Saved entries
• • • • • • •
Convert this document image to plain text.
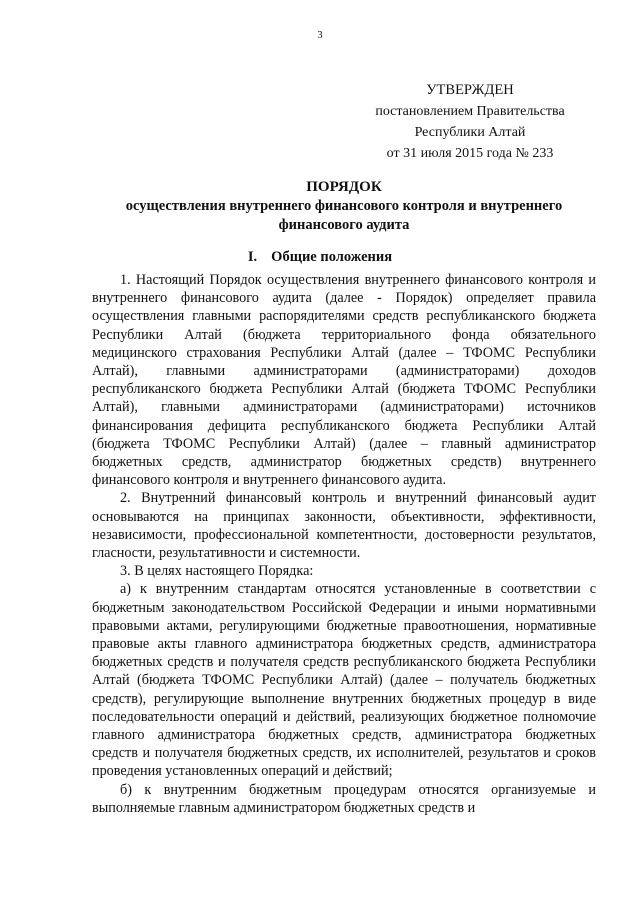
3
УТВЕРЖДЕН
постановлением Правительства
Республики Алтай
от 31 июля 2015 года № 233
ПОРЯДОК
осуществления внутреннего финансового контроля и внутреннего финансового аудита
I. Общие положения

1. Настоящий Порядок осуществления внутреннего финансового контроля и внутреннего финансового аудита (далее - Порядок) определяет правила осуществления главными распорядителями средств республиканского бюджета Республики Алтай (бюджета территориального фонда обязательного медицинского страхования Республики Алтай (далее – ТФОМС Республики Алтай), главными администраторами (администраторами) доходов республиканского бюджета Республики Алтай (бюджета ТФОМС Республики Алтай), главными администраторами (администраторами) источников финансирования дефицита республиканского бюджета Республики Алтай (бюджета ТФОМС Республики Алтай) (далее – главный администратор бюджетных средств, администратор бюджетных средств) внутреннего финансового контроля и внутреннего финансового аудита.

2. Внутренний финансовый контроль и внутренний финансовый аудит основываются на принципах законности, объективности, эффективности, независимости, профессиональной компетентности, достоверности результатов, гласности, результативности и системности.

3. В целях настоящего Порядка:

а) к внутренним стандартам относятся установленные в соответствии с бюджетным законодательством Российской Федерации и иными нормативными правовыми актами, регулирующими бюджетные правоотношения, нормативные правовые акты главного администратора бюджетных средств, администратора бюджетных средств и получателя средств республиканского бюджета Республики Алтай (бюджета ТФОМС Республики Алтай) (далее – получатель бюджетных средств), регулирующие выполнение внутренних бюджетных процедур в виде последовательности операций и действий, реализующих бюджетное полномочие главного администратора бюджетных средств, администратора бюджетных средств и получателя бюджетных средств, их исполнителей, результатов и сроков проведения установленных операций и действий;

б) к внутренним бюджетным процедурам относятся организуемые и выполняемые главным администратором бюджетных средств и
• • • • • • •
▸ **WHAT TO PRODUCE**
The records above must be echoed exactly, minus their pictures.

▸ **TASK RESULT**
Convert this document image to plain text.
3
УТВЕРЖДЕН
постановлением Правительства
Республики Алтай
от 31 июля 2015 года № 233
ПОРЯДОК
осуществления внутреннего финансового контроля и внутреннего финансового аудита
I. Общие положения

1. Настоящий Порядок осуществления внутреннего финансового контроля и внутреннего финансового аудита (далее - Порядок) определяет правила осуществления главными распорядителями средств республиканского бюджета Республики Алтай (бюджета территориального фонда обязательного медицинского страхования Республики Алтай (далее – ТФОМС Республики Алтай), главными администраторами (администраторами) доходов республиканского бюджета Республики Алтай (бюджета ТФОМС Республики Алтай), главными администраторами (администраторами) источников финансирования дефицита республиканского бюджета Республики Алтай (бюджета ТФОМС Республики Алтай) (далее – главный администратор бюджетных средств, администратор бюджетных средств) внутреннего финансового контроля и внутреннего финансового аудита.

2. Внутренний финансовый контроль и внутренний финансовый аудит основываются на принципах законности, объективности, эффективности, независимости, профессиональной компетентности, достоверности результатов, гласности, результативности и системности.

3. В целях настоящего Порядка:

а) к внутренним стандартам относятся установленные в соответствии с бюджетным законодательством Российской Федерации и иными нормативными правовыми актами, регулирующими бюджетные правоотношения, нормативные правовые акты главного администратора бюджетных средств, администратора бюджетных средств и получателя средств республиканского бюджета Республики Алтай (бюджета ТФОМС Республики Алтай) (далее – получатель бюджетных средств), регулирующие выполнение внутренних бюджетных процедур в виде последовательности операций и действий, реализующих бюджетное полномочие главного администратора бюджетных средств, администратора бюджетных средств и получателя бюджетных средств, их исполнителей, результатов и сроков проведения установленных операций и действий;

б) к внутренним бюджетным процедурам относятся организуемые и выполняемые главным администратором бюджетных средств и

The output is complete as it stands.